(Task prompt)
Every single entry must be reproduced precisely.

(Entries from a page text dataset)
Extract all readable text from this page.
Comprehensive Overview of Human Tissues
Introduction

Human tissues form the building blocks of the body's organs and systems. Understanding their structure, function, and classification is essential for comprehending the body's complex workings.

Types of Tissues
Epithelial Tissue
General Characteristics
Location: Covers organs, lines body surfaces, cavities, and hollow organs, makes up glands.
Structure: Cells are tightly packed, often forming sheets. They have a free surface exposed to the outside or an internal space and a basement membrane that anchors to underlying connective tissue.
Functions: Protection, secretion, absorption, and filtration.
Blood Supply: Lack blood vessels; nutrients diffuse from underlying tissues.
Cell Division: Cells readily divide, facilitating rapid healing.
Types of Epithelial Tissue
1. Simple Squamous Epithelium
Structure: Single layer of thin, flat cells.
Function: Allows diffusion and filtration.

(Written answer)
Extract all readable text from this page.
Comprehensive Overview of Human Tissues
Introduction

Human tissues form the building blocks of the body's organs and systems. Understanding their structure, function, and classification is essential for comprehending the body's complex workings.

Types of Tissues
Epithelial Tissue
General Characteristics
Location: Covers organs, lines body surfaces, cavities, and hollow organs, makes up glands.
Structure: Cells are tightly packed, often forming sheets. They have a free surface exposed to the outside or an internal space and a basement membrane that anchors to underlying connective tissue.
Functions: Protection, secretion, absorption, and filtration.
Blood Supply: Lack blood vessels; nutrients diffuse from underlying tissues.
Cell Division: Cells readily divide, facilitating rapid healing.
Types of Epithelial Tissue
1. Simple Squamous Epithelium
Structure: Single layer of thin, flat cells.
Function: Allows diffusion and filtration.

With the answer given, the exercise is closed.